Stored data:
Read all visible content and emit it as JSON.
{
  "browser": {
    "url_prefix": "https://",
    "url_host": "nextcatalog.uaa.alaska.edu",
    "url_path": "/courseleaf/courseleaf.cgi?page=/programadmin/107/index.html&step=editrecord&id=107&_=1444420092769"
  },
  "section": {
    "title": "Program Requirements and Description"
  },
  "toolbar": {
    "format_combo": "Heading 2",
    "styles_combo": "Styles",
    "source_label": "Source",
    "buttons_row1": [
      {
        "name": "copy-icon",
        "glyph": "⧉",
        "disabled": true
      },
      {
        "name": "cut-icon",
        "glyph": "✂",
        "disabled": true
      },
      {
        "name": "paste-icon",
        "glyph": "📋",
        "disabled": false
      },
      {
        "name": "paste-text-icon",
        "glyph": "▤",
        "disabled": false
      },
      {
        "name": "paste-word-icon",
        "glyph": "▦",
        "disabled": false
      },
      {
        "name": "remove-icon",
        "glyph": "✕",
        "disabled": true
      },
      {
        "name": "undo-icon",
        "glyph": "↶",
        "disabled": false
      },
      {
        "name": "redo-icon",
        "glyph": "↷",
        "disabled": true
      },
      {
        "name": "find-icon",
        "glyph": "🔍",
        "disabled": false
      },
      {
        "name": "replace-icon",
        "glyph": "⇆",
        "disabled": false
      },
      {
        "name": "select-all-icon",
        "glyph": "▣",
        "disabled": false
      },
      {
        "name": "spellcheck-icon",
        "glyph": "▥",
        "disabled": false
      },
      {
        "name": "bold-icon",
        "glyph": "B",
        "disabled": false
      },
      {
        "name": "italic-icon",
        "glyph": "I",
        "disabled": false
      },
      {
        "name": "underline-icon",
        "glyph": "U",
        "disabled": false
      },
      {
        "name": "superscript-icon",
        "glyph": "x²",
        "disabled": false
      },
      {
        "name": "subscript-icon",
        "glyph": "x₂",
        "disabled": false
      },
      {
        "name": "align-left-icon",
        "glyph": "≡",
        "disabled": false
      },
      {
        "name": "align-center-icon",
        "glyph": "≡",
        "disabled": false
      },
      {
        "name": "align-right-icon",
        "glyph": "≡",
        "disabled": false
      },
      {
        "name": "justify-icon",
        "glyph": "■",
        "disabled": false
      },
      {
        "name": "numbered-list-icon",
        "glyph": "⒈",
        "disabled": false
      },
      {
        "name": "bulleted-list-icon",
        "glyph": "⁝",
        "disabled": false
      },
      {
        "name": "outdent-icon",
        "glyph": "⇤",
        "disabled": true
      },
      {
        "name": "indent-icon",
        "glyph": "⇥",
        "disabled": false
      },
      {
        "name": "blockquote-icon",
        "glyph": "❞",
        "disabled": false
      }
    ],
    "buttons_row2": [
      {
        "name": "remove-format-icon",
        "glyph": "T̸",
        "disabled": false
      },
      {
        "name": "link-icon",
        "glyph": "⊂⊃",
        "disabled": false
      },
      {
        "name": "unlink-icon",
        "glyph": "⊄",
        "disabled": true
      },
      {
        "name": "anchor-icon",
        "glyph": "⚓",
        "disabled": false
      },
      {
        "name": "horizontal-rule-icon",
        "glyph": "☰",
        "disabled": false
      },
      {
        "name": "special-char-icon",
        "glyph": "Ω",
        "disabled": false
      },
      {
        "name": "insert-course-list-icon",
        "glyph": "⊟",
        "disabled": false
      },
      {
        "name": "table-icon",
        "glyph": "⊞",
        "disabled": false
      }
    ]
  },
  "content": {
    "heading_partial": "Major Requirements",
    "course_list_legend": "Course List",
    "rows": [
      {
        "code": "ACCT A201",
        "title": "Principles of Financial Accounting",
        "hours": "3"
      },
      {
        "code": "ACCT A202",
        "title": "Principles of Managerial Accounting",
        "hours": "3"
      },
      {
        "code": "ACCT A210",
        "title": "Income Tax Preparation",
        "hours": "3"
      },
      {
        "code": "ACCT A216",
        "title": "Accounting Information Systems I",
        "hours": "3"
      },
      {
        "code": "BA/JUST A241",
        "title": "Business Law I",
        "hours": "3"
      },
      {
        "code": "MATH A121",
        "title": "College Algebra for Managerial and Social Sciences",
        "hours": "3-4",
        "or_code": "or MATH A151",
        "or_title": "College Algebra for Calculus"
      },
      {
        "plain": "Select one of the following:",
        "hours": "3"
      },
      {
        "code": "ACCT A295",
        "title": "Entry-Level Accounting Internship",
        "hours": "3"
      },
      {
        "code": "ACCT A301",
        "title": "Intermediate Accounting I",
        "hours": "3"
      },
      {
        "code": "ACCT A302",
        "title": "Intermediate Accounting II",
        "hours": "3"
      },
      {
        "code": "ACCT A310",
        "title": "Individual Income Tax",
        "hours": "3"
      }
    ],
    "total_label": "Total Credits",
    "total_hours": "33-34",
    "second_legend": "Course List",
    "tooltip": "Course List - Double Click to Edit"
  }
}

> Do this
Reproduce the data in full, exactly as presented.

> Exercise solution
Read all visible content and emit it as JSON.
{
  "browser": {
    "url_prefix": "https://",
    "url_host": "nextcatalog.uaa.alaska.edu",
    "url_path": "/courseleaf/courseleaf.cgi?page=/programadmin/107/index.html&step=editrecord&id=107&_=1444420092769"
  },
  "section": {
    "title": "Program Requirements and Description"
  },
  "toolbar": {
    "format_combo": "Heading 2",
    "styles_combo": "Styles",
    "source_label": "Source",
    "buttons_row1": [
      {
        "name": "copy-icon",
        "glyph": "⧉",
        "disabled": true
      },
      {
        "name": "cut-icon",
        "glyph": "✂",
        "disabled": true
      },
      {
        "name": "paste-icon",
        "glyph": "📋",
        "disabled": false
      },
      {
        "name": "paste-text-icon",
        "glyph": "▤",
        "disabled": false
      },
      {
        "name": "paste-word-icon",
        "glyph": "▦",
        "disabled": false
      },
      {
        "name": "remove-icon",
        "glyph": "✕",
        "disabled": true
      },
      {
        "name": "undo-icon",
        "glyph": "↶",
        "disabled": false
      },
      {
        "name": "redo-icon",
        "glyph": "↷",
        "disabled": true
      },
      {
        "name": "find-icon",
        "glyph": "🔍",
        "disabled": false
      },
      {
        "name": "replace-icon",
        "glyph": "⇆",
        "disabled": false
      },
      {
        "name": "select-all-icon",
        "glyph": "▣",
        "disabled": false
      },
      {
        "name": "spellcheck-icon",
        "glyph": "▥",
        "disabled": false
      },
      {
        "name": "bold-icon",
        "glyph": "B",
        "disabled": false
      },
      {
        "name": "italic-icon",
        "glyph": "I",
        "disabled": false
      },
      {
        "name": "underline-icon",
        "glyph": "U",
        "disabled": false
      },
      {
        "name": "superscript-icon",
        "glyph": "x²",
        "disabled": false
      },
      {
        "name": "subscript-icon",
        "glyph": "x₂",
        "disabled": false
      },
      {
        "name": "align-left-icon",
        "glyph": "≡",
        "disabled": false
      },
      {
        "name": "align-center-icon",
        "glyph": "≡",
        "disabled": false
      },
      {
        "name": "align-right-icon",
        "glyph": "≡",
        "disabled": false
      },
      {
        "name": "justify-icon",
        "glyph": "■",
        "disabled": false
      },
      {
        "name": "numbered-list-icon",
        "glyph": "⒈",
        "disabled": false
      },
      {
        "name": "bulleted-list-icon",
        "glyph": "⁝",
        "disabled": false
      },
      {
        "name": "outdent-icon",
        "glyph": "⇤",
        "disabled": true
      },
      {
        "name": "indent-icon",
        "glyph": "⇥",
        "disabled": false
      },
      {
        "name": "blockquote-icon",
        "glyph": "❞",
        "disabled": false
      }
    ],
    "buttons_row2": [
      {
        "name": "remove-format-icon",
        "glyph": "T̸",
        "disabled": false
      },
      {
        "name": "link-icon",
        "glyph": "⊂⊃",
        "disabled": false
      },
      {
        "name": "unlink-icon",
        "glyph": "⊄",
        "disabled": true
      },
      {
        "name": "anchor-icon",
        "glyph": "⚓",
        "disabled": false
      },
      {
        "name": "horizontal-rule-icon",
        "glyph": "☰",
        "disabled": false
      },
      {
        "name": "special-char-icon",
        "glyph": "Ω",
        "disabled": false
      },
      {
        "name": "insert-course-list-icon",
        "glyph": "⊟",
        "disabled": false
      },
      {
        "name": "table-icon",
        "glyph": "⊞",
        "disabled": false
      }
    ]
  },
  "content": {
    "heading_partial": "Major Requirements",
    "course_list_legend": "Course List",
    "rows": [
      {
        "code": "ACCT A201",
        "title": "Principles of Financial Accounting",
        "hours": "3"
      },
      {
        "code": "ACCT A202",
        "title": "Principles of Managerial Accounting",
        "hours": "3"
      },
      {
        "code": "ACCT A210",
        "title": "Income Tax Preparation",
        "hours": "3"
      },
      {
        "code": "ACCT A216",
        "title": "Accounting Information Systems I",
        "hours": "3"
      },
      {
        "code": "BA/JUST A241",
        "title": "Business Law I",
        "hours": "3"
      },
      {
        "code": "MATH A121",
        "title": "College Algebra for Managerial and Social Sciences",
        "hours": "3-4",
        "or_code": "or MATH A151",
        "or_title": "College Algebra for Calculus"
      },
      {
        "plain": "Select one of the following:",
        "hours": "3"
      },
      {
        "code": "ACCT A295",
        "title": "Entry-Level Accounting Internship",
        "hours": "3"
      },
      {
        "code": "ACCT A301",
        "title": "Intermediate Accounting I",
        "hours": "3"
      },
      {
        "code": "ACCT A302",
        "title": "Intermediate Accounting II",
        "hours": "3"
      },
      {
        "code": "ACCT A310",
        "title": "Individual Income Tax",
        "hours": "3"
      }
    ],
    "total_label": "Total Credits",
    "total_hours": "33-34",
    "second_legend": "Course List",
    "tooltip": "Course List - Double Click to Edit"
  }
}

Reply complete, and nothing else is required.